SELECTED EXCERPT
◆ ◆ ◆ ◆ ◆ ◆ ◆
That quote is from 1958, pulled from a keynote address Edward R. Murrow delivered at the Radio-Television News Directors Association convention in Chicago. The legendary journalist's speech was intended to be a wake-up call to the network executives and suits in charge of content creation for the fledgling medium. Murrow saw the potential of television, and lamented how it was being squandered by people who saw it only as a business opportunity, a medium of empty entertainment for advertising and profit, with no thought for ambition or edification. That approach led to a follow-the-leader homogeneity in programming, with a few archetypes (sitcoms, crime shows, soap operas and westerns) endlessly iterated upon.
"If Hollywood were to run out of Indians, the program schedules would be mangled beyond all recognition," Murrow said. "Then some courageous soul with a small budget might be able to do a documentary telling what, in fact, we have done--and are still doing--to the Indians in this country. But that would be unpleasant. And we must at all costs shield the sensitive citizens from anything that is unpleasant."
"Their spokesmen say, 'We are young; we have not developed the traditions nor acquired the experience of the older media.' If they but knew it, they are building those traditions, creating those precedents every day."
◆ ◆ ◆ ◆ ◆ ◆ ◆
COLLECTED DATA
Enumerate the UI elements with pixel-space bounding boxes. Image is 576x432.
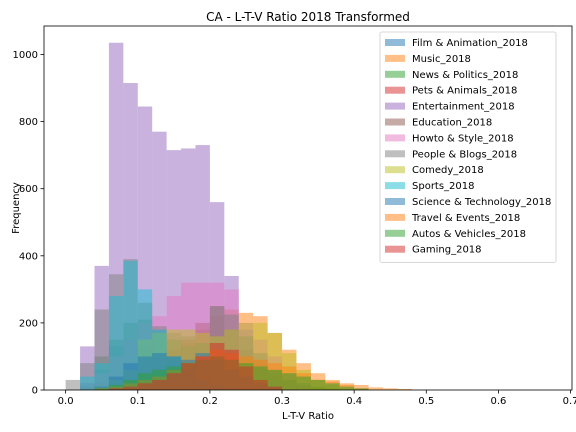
◆ ◆ ◆ ◆ ◆ ◆ ◆
TASK REQUIREMENTS
#1 In the text about Murrow's 1958 speech, in which city was the convention held?
#2 Copy everything in the text about Murrow's 1958 speech from "That quote is" down to "endlessly iterated upon.", swapping "westerns" for "game shows".
The listing is separate material.

CORRECT ANSWERS
#1 Chicago

#2
That quote is from 1958, pulled from a keynote address Edward R. Murrow delivered at the Radio-Television News Directors Association convention in Chicago. The legendary journalist's speech was intended to be a wake-up call to the network executives and suits in charge of content creation for the fledgling medium. Murrow saw the potential of television, and lamented how it was being squandered by people who saw it only as a business opportunity, a medium of empty entertainment for advertising and profit, with no thought for ambition or edification. That approach led to a follow-the-leader homogeneity in programming, with a few archetypes (sitcoms, crime shows, soap operas and game shows) endlessly iterated upon.